What is required —
Gather all lines in the entries that include the word "orientation".

Material shown —
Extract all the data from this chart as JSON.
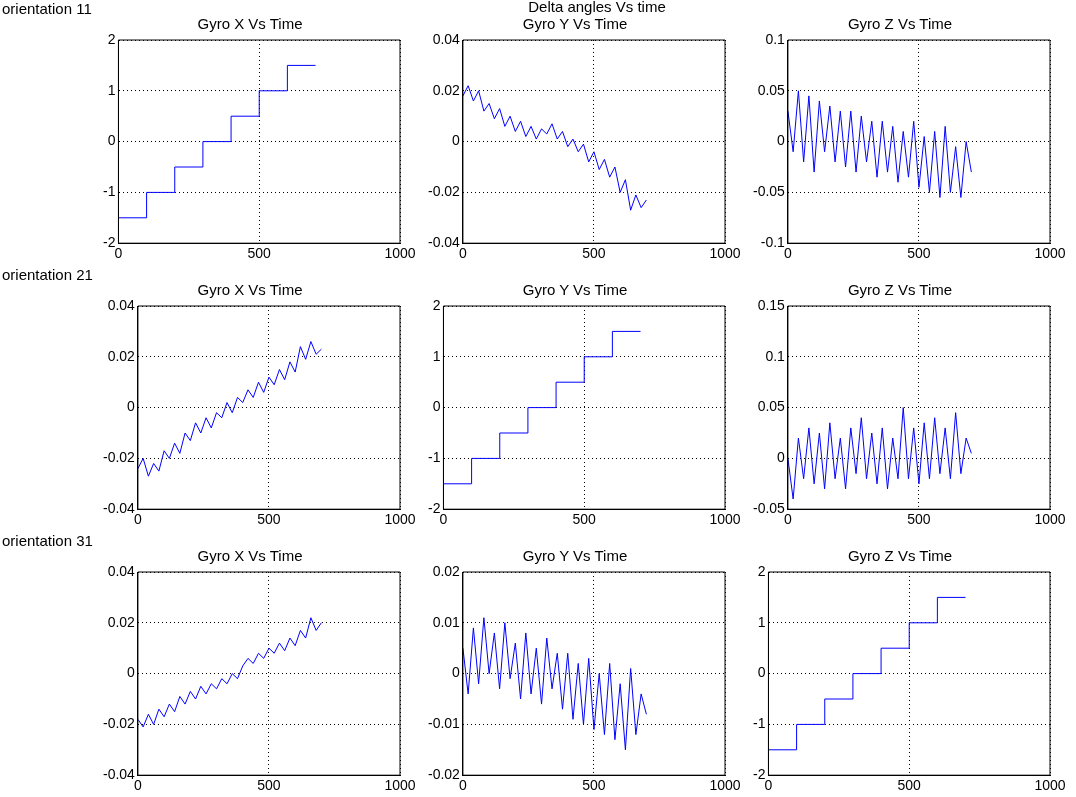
{
  "chart_data": [
    {
      "type": "step",
      "title": "Gyro X Vs Time",
      "annotations": [
        "orientation 11"
      ],
      "x": [
        0,
        100,
        200,
        300,
        400,
        500,
        600,
        700
      ],
      "values": [
        -1.5,
        -1,
        -0.5,
        0,
        0.5,
        1,
        1.5,
        1.5
      ],
      "color": "#0000ff",
      "xlim": [
        0,
        1000
      ],
      "xticks": [
        0,
        500,
        1000
      ],
      "ylim": [
        -2,
        2
      ],
      "yticks": [
        -2,
        -1,
        0,
        1,
        2
      ],
      "grid": true
    },
    {
      "type": "line",
      "title": "Gyro Y Vs Time",
      "annotations": [
        "Delta angles Vs time"
      ],
      "x": [
        0,
        20,
        40,
        60,
        80,
        100,
        120,
        140,
        160,
        180,
        200,
        220,
        240,
        260,
        280,
        300,
        320,
        340,
        360,
        380,
        400,
        420,
        440,
        460,
        480,
        500,
        520,
        540,
        560,
        580,
        600,
        620,
        640,
        660,
        680,
        700
      ],
      "values": [
        0.018,
        0.022,
        0.016,
        0.02,
        0.012,
        0.015,
        0.009,
        0.013,
        0.006,
        0.01,
        0.004,
        0.008,
        0.002,
        0.006,
        0.001,
        0.005,
        0.003,
        0.007,
        0.001,
        0.004,
        -0.002,
        0.001,
        -0.004,
        -0.001,
        -0.008,
        -0.004,
        -0.011,
        -0.007,
        -0.014,
        -0.01,
        -0.02,
        -0.015,
        -0.027,
        -0.021,
        -0.026,
        -0.023
      ],
      "color": "#0000ff",
      "xlim": [
        0,
        1000
      ],
      "xticks": [
        0,
        500,
        1000
      ],
      "ylim": [
        -0.04,
        0.04
      ],
      "yticks": [
        -0.04,
        -0.02,
        0,
        0.02,
        0.04
      ],
      "grid": true
    },
    {
      "type": "line",
      "title": "Gyro Z Vs Time",
      "x": [
        0,
        20,
        40,
        60,
        80,
        100,
        120,
        140,
        160,
        180,
        200,
        220,
        240,
        260,
        280,
        300,
        320,
        340,
        360,
        380,
        400,
        420,
        440,
        460,
        480,
        500,
        520,
        540,
        560,
        580,
        600,
        620,
        640,
        660,
        680,
        700
      ],
      "values": [
        0.03,
        -0.01,
        0.05,
        -0.02,
        0.045,
        -0.03,
        0.04,
        -0.01,
        0.035,
        -0.02,
        0.03,
        -0.025,
        0.03,
        -0.03,
        0.025,
        -0.02,
        0.02,
        -0.035,
        0.02,
        -0.03,
        0.015,
        -0.04,
        0.01,
        -0.035,
        0.02,
        -0.045,
        0.005,
        -0.05,
        0.01,
        -0.055,
        0.015,
        -0.05,
        -0.005,
        -0.055,
        0,
        -0.03
      ],
      "color": "#0000ff",
      "xlim": [
        0,
        1000
      ],
      "xticks": [
        0,
        500,
        1000
      ],
      "ylim": [
        -0.1,
        0.1
      ],
      "yticks": [
        -0.1,
        -0.05,
        0,
        0.05,
        0.1
      ],
      "grid": true
    },
    {
      "type": "line",
      "title": "Gyro X Vs Time",
      "annotations": [
        "orientation 21"
      ],
      "x": [
        0,
        20,
        40,
        60,
        80,
        100,
        120,
        140,
        160,
        180,
        200,
        220,
        240,
        260,
        280,
        300,
        320,
        340,
        360,
        380,
        400,
        420,
        440,
        460,
        480,
        500,
        520,
        540,
        560,
        580,
        600,
        620,
        640,
        660,
        680,
        700
      ],
      "values": [
        -0.024,
        -0.02,
        -0.027,
        -0.022,
        -0.025,
        -0.017,
        -0.02,
        -0.014,
        -0.018,
        -0.01,
        -0.013,
        -0.006,
        -0.01,
        -0.004,
        -0.008,
        -0.002,
        -0.004,
        0.002,
        -0.002,
        0.004,
        0.002,
        0.007,
        0.004,
        0.01,
        0.006,
        0.012,
        0.009,
        0.015,
        0.011,
        0.018,
        0.014,
        0.024,
        0.019,
        0.026,
        0.021,
        0.023
      ],
      "color": "#0000ff",
      "xlim": [
        0,
        1000
      ],
      "xticks": [
        0,
        500,
        1000
      ],
      "ylim": [
        -0.04,
        0.04
      ],
      "yticks": [
        -0.04,
        -0.02,
        0,
        0.02,
        0.04
      ],
      "grid": true
    },
    {
      "type": "step",
      "title": "Gyro Y Vs Time",
      "x": [
        0,
        100,
        200,
        300,
        400,
        500,
        600,
        700
      ],
      "values": [
        -1.5,
        -1,
        -0.5,
        0,
        0.5,
        1,
        1.5,
        1.5
      ],
      "color": "#0000ff",
      "xlim": [
        0,
        1000
      ],
      "xticks": [
        0,
        500,
        1000
      ],
      "ylim": [
        -2,
        2
      ],
      "yticks": [
        -2,
        -1,
        0,
        1,
        2
      ],
      "grid": true
    },
    {
      "type": "line",
      "title": "Gyro Z Vs Time",
      "x": [
        0,
        20,
        40,
        60,
        80,
        100,
        120,
        140,
        160,
        180,
        200,
        220,
        240,
        260,
        280,
        300,
        320,
        340,
        360,
        380,
        400,
        420,
        440,
        460,
        480,
        500,
        520,
        540,
        560,
        580,
        600,
        620,
        640,
        660,
        680,
        700
      ],
      "values": [
        0,
        -0.04,
        0.02,
        -0.02,
        0.03,
        -0.025,
        0.025,
        -0.03,
        0.035,
        -0.02,
        0.02,
        -0.03,
        0.03,
        -0.015,
        0.04,
        -0.02,
        0.025,
        -0.025,
        0.03,
        -0.03,
        0.02,
        -0.02,
        0.05,
        -0.02,
        0.03,
        -0.025,
        0.035,
        -0.02,
        0.04,
        -0.015,
        0.03,
        -0.02,
        0.045,
        -0.015,
        0.02,
        0.005
      ],
      "color": "#0000ff",
      "xlim": [
        0,
        1000
      ],
      "xticks": [
        0,
        500,
        1000
      ],
      "ylim": [
        -0.05,
        0.15
      ],
      "yticks": [
        -0.05,
        0,
        0.05,
        0.1,
        0.15
      ],
      "grid": true
    },
    {
      "type": "line",
      "title": "Gyro X Vs Time",
      "annotations": [
        "orientation 31"
      ],
      "x": [
        0,
        20,
        40,
        60,
        80,
        100,
        120,
        140,
        160,
        180,
        200,
        220,
        240,
        260,
        280,
        300,
        320,
        340,
        360,
        380,
        400,
        420,
        440,
        460,
        480,
        500,
        520,
        540,
        560,
        580,
        600,
        620,
        640,
        660,
        680,
        700
      ],
      "values": [
        -0.018,
        -0.021,
        -0.016,
        -0.02,
        -0.014,
        -0.017,
        -0.012,
        -0.015,
        -0.009,
        -0.012,
        -0.007,
        -0.01,
        -0.005,
        -0.008,
        -0.004,
        -0.006,
        -0.002,
        -0.004,
        0,
        -0.002,
        0.003,
        0.006,
        0.004,
        0.008,
        0.006,
        0.01,
        0.008,
        0.012,
        0.009,
        0.014,
        0.011,
        0.017,
        0.014,
        0.022,
        0.017,
        0.02
      ],
      "color": "#0000ff",
      "xlim": [
        0,
        1000
      ],
      "xticks": [
        0,
        500,
        1000
      ],
      "ylim": [
        -0.04,
        0.04
      ],
      "yticks": [
        -0.04,
        -0.02,
        0,
        0.02,
        0.04
      ],
      "grid": true
    },
    {
      "type": "line",
      "title": "Gyro Y Vs Time",
      "x": [
        0,
        20,
        40,
        60,
        80,
        100,
        120,
        140,
        160,
        180,
        200,
        220,
        240,
        260,
        280,
        300,
        320,
        340,
        360,
        380,
        400,
        420,
        440,
        460,
        480,
        500,
        520,
        540,
        560,
        580,
        600,
        620,
        640,
        660,
        680,
        700
      ],
      "values": [
        0.005,
        -0.004,
        0.009,
        -0.002,
        0.011,
        0,
        0.008,
        -0.003,
        0.01,
        -0.001,
        0.006,
        -0.005,
        0.008,
        -0.004,
        0.005,
        -0.006,
        0.007,
        -0.003,
        0.004,
        -0.007,
        0.004,
        -0.009,
        0.002,
        -0.01,
        0.003,
        -0.011,
        0,
        -0.012,
        0.002,
        -0.013,
        -0.002,
        -0.015,
        0.001,
        -0.012,
        -0.004,
        -0.008
      ],
      "color": "#0000ff",
      "xlim": [
        0,
        1000
      ],
      "xticks": [
        0,
        500,
        1000
      ],
      "ylim": [
        -0.02,
        0.02
      ],
      "yticks": [
        -0.02,
        -0.01,
        0,
        0.01,
        0.02
      ],
      "grid": true
    },
    {
      "type": "step",
      "title": "Gyro Z Vs Time",
      "x": [
        0,
        100,
        200,
        300,
        400,
        500,
        600,
        700
      ],
      "values": [
        -1.5,
        -1,
        -0.5,
        0,
        0.5,
        1,
        1.5,
        1.5
      ],
      "color": "#0000ff",
      "xlim": [
        0,
        1000
      ],
      "xticks": [
        0,
        500,
        1000
      ],
      "ylim": [
        -2,
        2
      ],
      "yticks": [
        -2,
        -1,
        0,
        1,
        2
      ],
      "grid": true
    }
  ]
}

Correct output —
        "orientation 11"
        "orientation 21"
        "orientation 31"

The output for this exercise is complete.